### Raw records ###
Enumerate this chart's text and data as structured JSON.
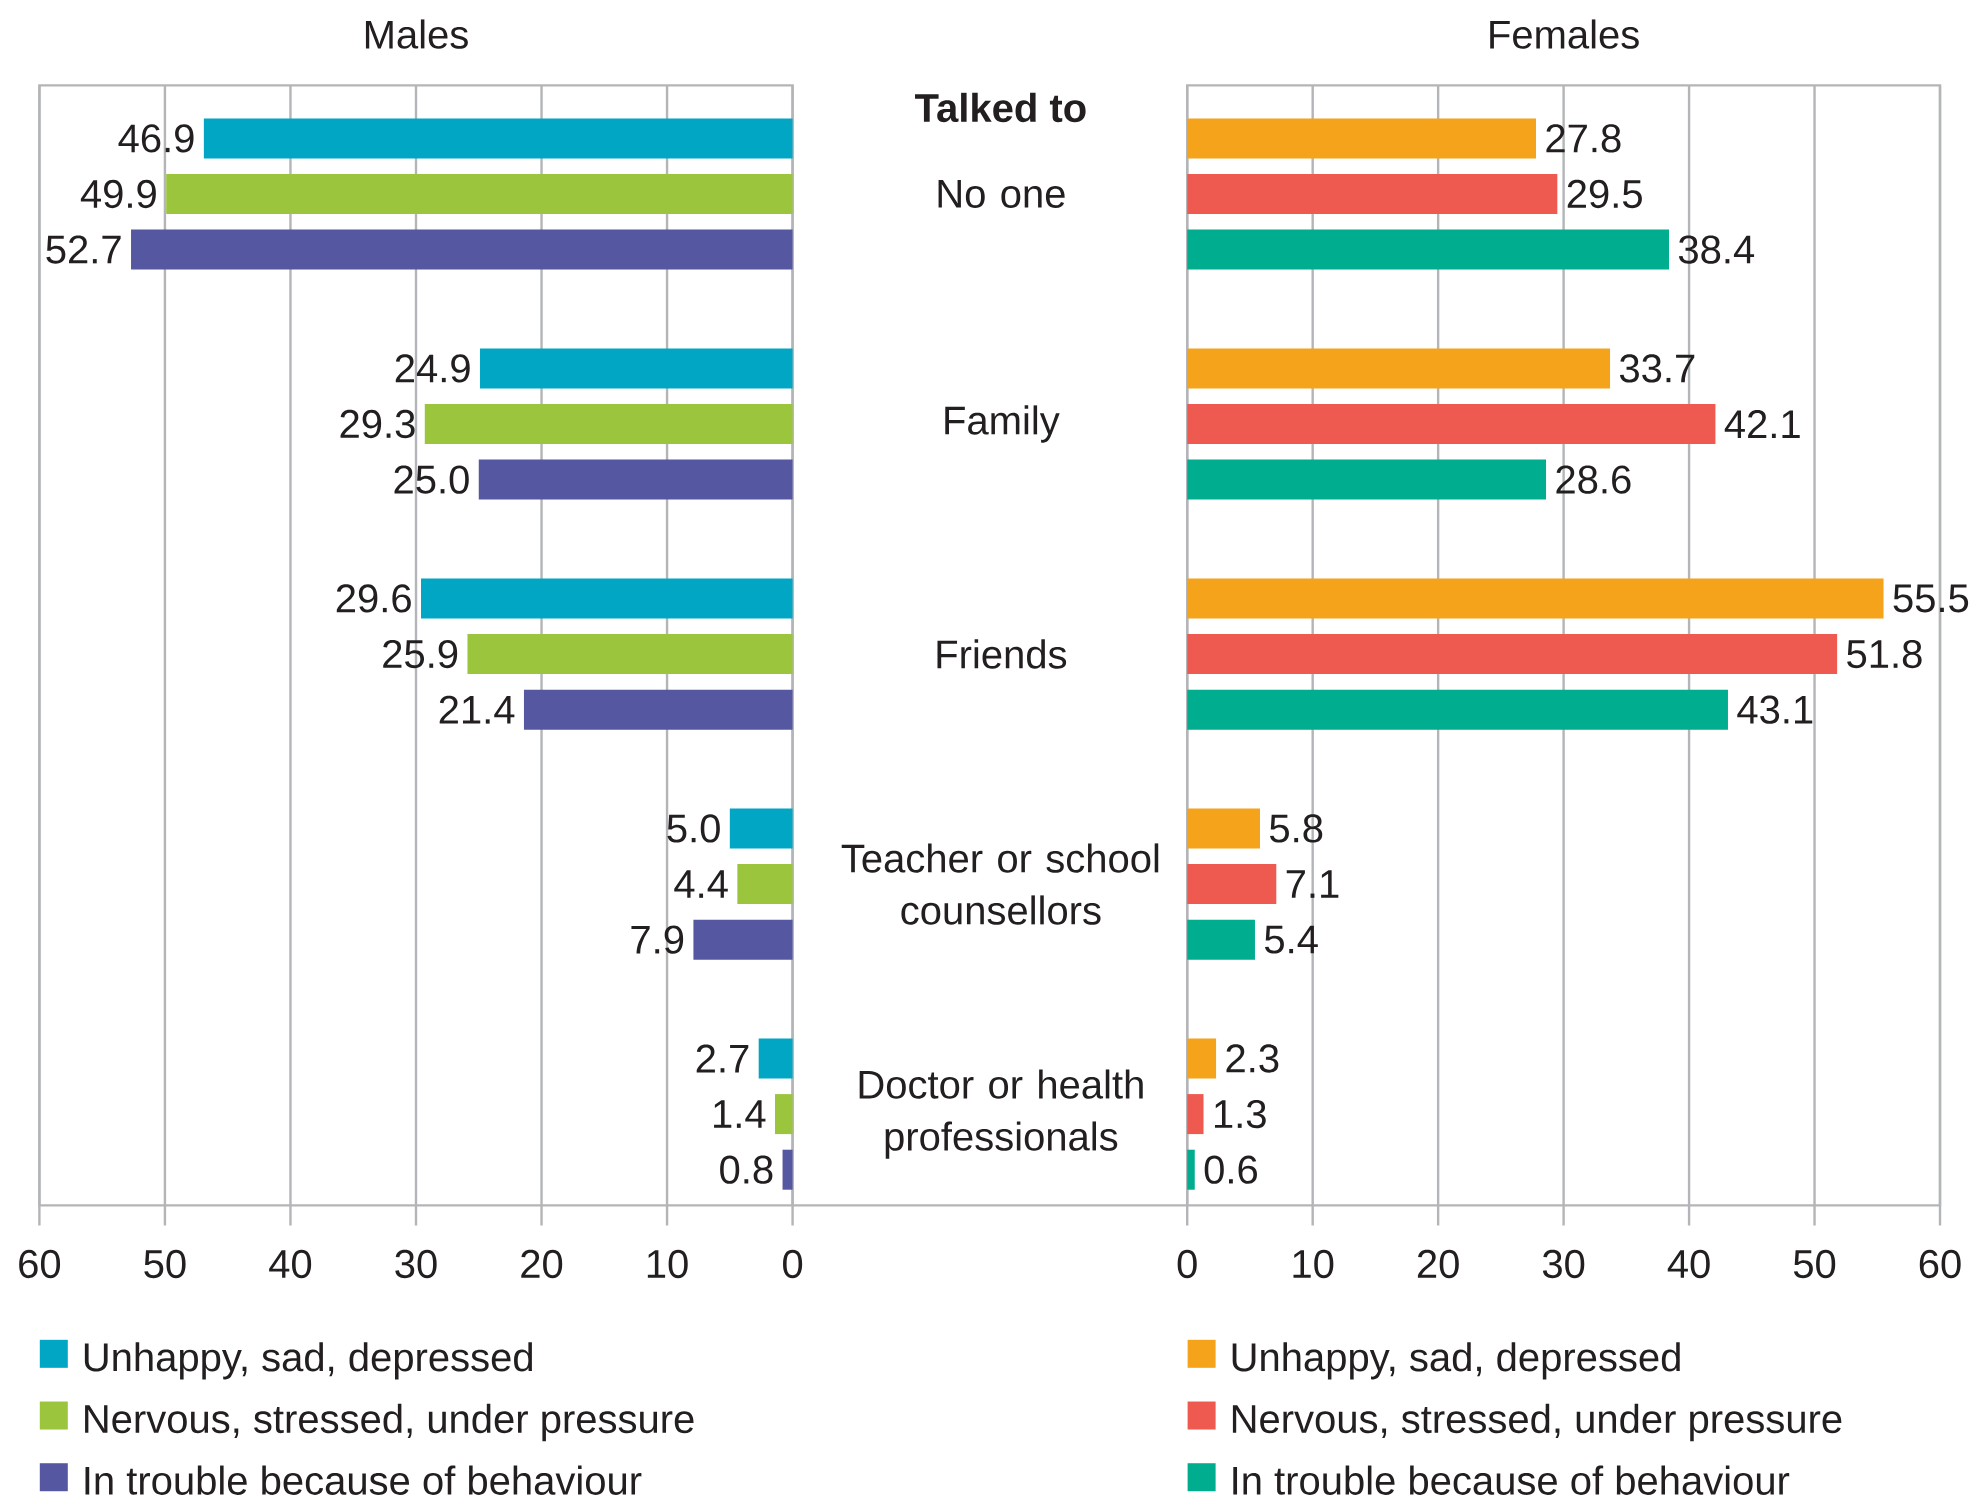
{
  "chart_data": [
    {
      "type": "bar",
      "orientation": "horizontal",
      "title": "Males",
      "ylabel": "Talked to",
      "categories": [
        "No one",
        "Family",
        "Friends",
        "Teacher or school counsellors",
        "Doctor or health professionals"
      ],
      "series": [
        {
          "name": "Unhappy, sad, depressed",
          "color": "#00a6c4",
          "values": [
            46.9,
            24.9,
            29.6,
            5.0,
            2.7
          ],
          "value_labels": [
            "46.9",
            "24.9",
            "29.6",
            "5.0",
            "2.7"
          ]
        },
        {
          "name": "Nervous, stressed, under pressure",
          "color": "#9bc53d",
          "values": [
            49.9,
            29.3,
            25.9,
            4.4,
            1.4
          ],
          "value_labels": [
            "49.9",
            "29.3",
            "25.9",
            "4.4",
            "1.4"
          ]
        },
        {
          "name": "In trouble because of behaviour",
          "color": "#5557a0",
          "values": [
            52.7,
            25.0,
            21.4,
            7.9,
            0.8
          ],
          "value_labels": [
            "52.7",
            "25.0",
            "21.4",
            "7.9",
            "0.8"
          ]
        }
      ],
      "xlim": [
        60,
        0
      ],
      "xticks": [
        60,
        50,
        40,
        30,
        20,
        10,
        0
      ],
      "grid": "x",
      "legend": "bottom"
    },
    {
      "type": "bar",
      "orientation": "horizontal",
      "title": "Females",
      "categories": [
        null,
        null,
        null,
        null,
        null
      ],
      "series": [
        {
          "name": "Unhappy, sad, depressed",
          "color": "#f5a31b",
          "values": [
            27.8,
            33.7,
            55.5,
            5.8,
            2.3
          ],
          "value_labels": [
            "27.8",
            "33.7",
            "55.5",
            "5.8",
            "2.3"
          ]
        },
        {
          "name": "Nervous, stressed, under pressure",
          "color": "#ee5a4f",
          "values": [
            29.5,
            42.1,
            51.8,
            7.1,
            1.3
          ],
          "value_labels": [
            "29.5",
            "42.1",
            "51.8",
            "7.1",
            "1.3"
          ]
        },
        {
          "name": "In trouble because of behaviour",
          "color": "#00ad8e",
          "values": [
            38.4,
            28.6,
            43.1,
            5.4,
            0.6
          ],
          "value_labels": [
            "38.4",
            "28.6",
            "43.1",
            "5.4",
            "0.6"
          ]
        }
      ],
      "xlim": [
        0,
        60
      ],
      "xticks": [
        0,
        10,
        20,
        30,
        40,
        50,
        60
      ],
      "grid": "x",
      "legend": "bottom"
    }
  ]
}
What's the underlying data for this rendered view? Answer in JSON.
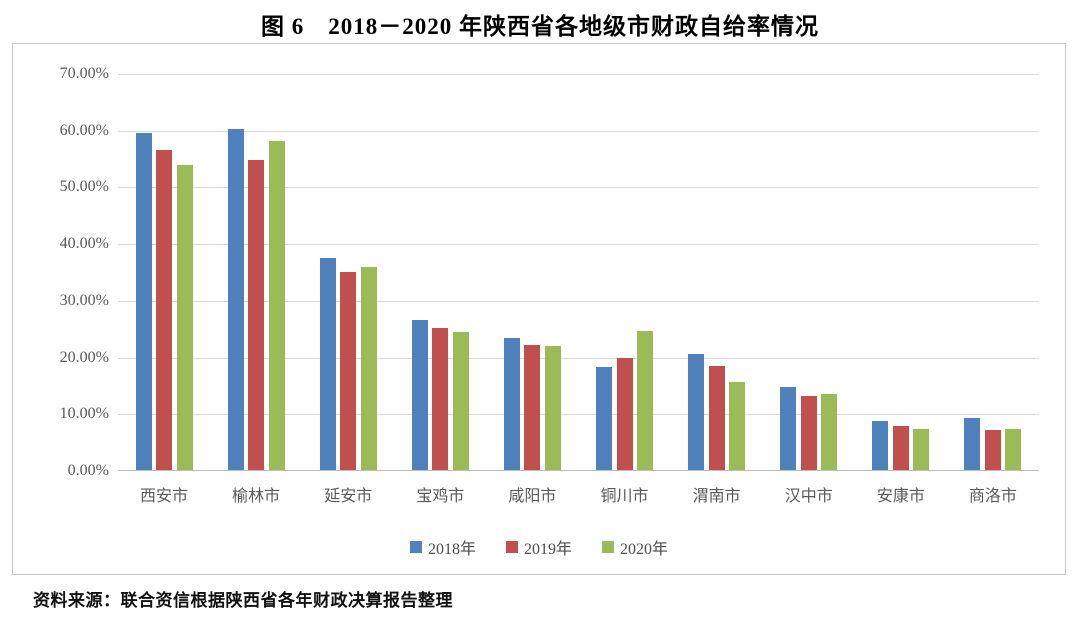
{
  "title": "图 6　2018－2020 年陕西省各地级市财政自给率情况",
  "source": "资料来源：联合资信根据陕西省各年财政决算报告整理",
  "colors": {
    "series_2018": "#4F81BD",
    "series_2019": "#C0504D",
    "series_2020": "#9BBB59",
    "gridline": "#d9d9d9",
    "axis_text": "#595959",
    "chart_border": "#c9c9c9"
  },
  "chart_data": {
    "type": "bar",
    "title": "图 6　2018－2020 年陕西省各地级市财政自给率情况",
    "categories": [
      "西安市",
      "榆林市",
      "延安市",
      "宝鸡市",
      "咸阳市",
      "铜川市",
      "渭南市",
      "汉中市",
      "安康市",
      "商洛市"
    ],
    "series": [
      {
        "name": "2018年",
        "color": "#4F81BD",
        "values": [
          59.5,
          60.2,
          37.3,
          26.5,
          23.3,
          18.2,
          20.5,
          14.7,
          8.7,
          9.2
        ]
      },
      {
        "name": "2019年",
        "color": "#C0504D",
        "values": [
          56.4,
          54.7,
          35.0,
          25.1,
          22.1,
          19.7,
          18.3,
          13.0,
          7.8,
          7.0
        ]
      },
      {
        "name": "2020年",
        "color": "#9BBB59",
        "values": [
          53.8,
          58.0,
          35.8,
          24.4,
          21.9,
          24.5,
          15.6,
          13.4,
          7.3,
          7.3
        ]
      }
    ],
    "xlabel": "",
    "ylabel": "",
    "ylim": [
      0,
      70
    ],
    "ytick_step": 10,
    "yticks": [
      "70.00%",
      "60.00%",
      "50.00%",
      "40.00%",
      "30.00%",
      "20.00%",
      "10.00%",
      "0.00%"
    ],
    "grid": true,
    "legend_position": "bottom"
  }
}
###
• _Your task_
The pictures in the entries should be left out; output everything else exactly.

• _Complete answer_
Enumerate this chart's text and data as structured JSON.
{
  "chart_data": [
    {
      "type": "bar",
      "orientation": "horizontal",
      "title": "Males",
      "ylabel": "Talked to",
      "categories": [
        "No one",
        "Family",
        "Friends",
        "Teacher or school counsellors",
        "Doctor or health professionals"
      ],
      "series": [
        {
          "name": "Unhappy, sad, depressed",
          "color": "#00a6c4",
          "values": [
            46.9,
            24.9,
            29.6,
            5.0,
            2.7
          ],
          "value_labels": [
            "46.9",
            "24.9",
            "29.6",
            "5.0",
            "2.7"
          ]
        },
        {
          "name": "Nervous, stressed, under pressure",
          "color": "#9bc53d",
          "values": [
            49.9,
            29.3,
            25.9,
            4.4,
            1.4
          ],
          "value_labels": [
            "49.9",
            "29.3",
            "25.9",
            "4.4",
            "1.4"
          ]
        },
        {
          "name": "In trouble because of behaviour",
          "color": "#5557a0",
          "values": [
            52.7,
            25.0,
            21.4,
            7.9,
            0.8
          ],
          "value_labels": [
            "52.7",
            "25.0",
            "21.4",
            "7.9",
            "0.8"
          ]
        }
      ],
      "xlim": [
        60,
        0
      ],
      "xticks": [
        60,
        50,
        40,
        30,
        20,
        10,
        0
      ],
      "grid": "x",
      "legend": "bottom"
    },
    {
      "type": "bar",
      "orientation": "horizontal",
      "title": "Females",
      "categories": [
        null,
        null,
        null,
        null,
        null
      ],
      "series": [
        {
          "name": "Unhappy, sad, depressed",
          "color": "#f5a31b",
          "values": [
            27.8,
            33.7,
            55.5,
            5.8,
            2.3
          ],
          "value_labels": [
            "27.8",
            "33.7",
            "55.5",
            "5.8",
            "2.3"
          ]
        },
        {
          "name": "Nervous, stressed, under pressure",
          "color": "#ee5a4f",
          "values": [
            29.5,
            42.1,
            51.8,
            7.1,
            1.3
          ],
          "value_labels": [
            "29.5",
            "42.1",
            "51.8",
            "7.1",
            "1.3"
          ]
        },
        {
          "name": "In trouble because of behaviour",
          "color": "#00ad8e",
          "values": [
            38.4,
            28.6,
            43.1,
            5.4,
            0.6
          ],
          "value_labels": [
            "38.4",
            "28.6",
            "43.1",
            "5.4",
            "0.6"
          ]
        }
      ],
      "xlim": [
        0,
        60
      ],
      "xticks": [
        0,
        10,
        20,
        30,
        40,
        50,
        60
      ],
      "grid": "x",
      "legend": "bottom"
    }
  ]
}
What's the underlying data for this rendered view? Answer in JSON.
{
  "title": "图 6　2018－2020 年陕西省各地级市财政自给率情况",
  "source": "资料来源：联合资信根据陕西省各年财政决算报告整理",
  "colors": {
    "series_2018": "#4F81BD",
    "series_2019": "#C0504D",
    "series_2020": "#9BBB59",
    "gridline": "#d9d9d9",
    "axis_text": "#595959",
    "chart_border": "#c9c9c9"
  },
  "chart_data": {
    "type": "bar",
    "title": "图 6　2018－2020 年陕西省各地级市财政自给率情况",
    "categories": [
      "西安市",
      "榆林市",
      "延安市",
      "宝鸡市",
      "咸阳市",
      "铜川市",
      "渭南市",
      "汉中市",
      "安康市",
      "商洛市"
    ],
    "series": [
      {
        "name": "2018年",
        "color": "#4F81BD",
        "values": [
          59.5,
          60.2,
          37.3,
          26.5,
          23.3,
          18.2,
          20.5,
          14.7,
          8.7,
          9.2
        ]
      },
      {
        "name": "2019年",
        "color": "#C0504D",
        "values": [
          56.4,
          54.7,
          35.0,
          25.1,
          22.1,
          19.7,
          18.3,
          13.0,
          7.8,
          7.0
        ]
      },
      {
        "name": "2020年",
        "color": "#9BBB59",
        "values": [
          53.8,
          58.0,
          35.8,
          24.4,
          21.9,
          24.5,
          15.6,
          13.4,
          7.3,
          7.3
        ]
      }
    ],
    "xlabel": "",
    "ylabel": "",
    "ylim": [
      0,
      70
    ],
    "ytick_step": 10,
    "yticks": [
      "70.00%",
      "60.00%",
      "50.00%",
      "40.00%",
      "30.00%",
      "20.00%",
      "10.00%",
      "0.00%"
    ],
    "grid": true,
    "legend_position": "bottom"
  }
}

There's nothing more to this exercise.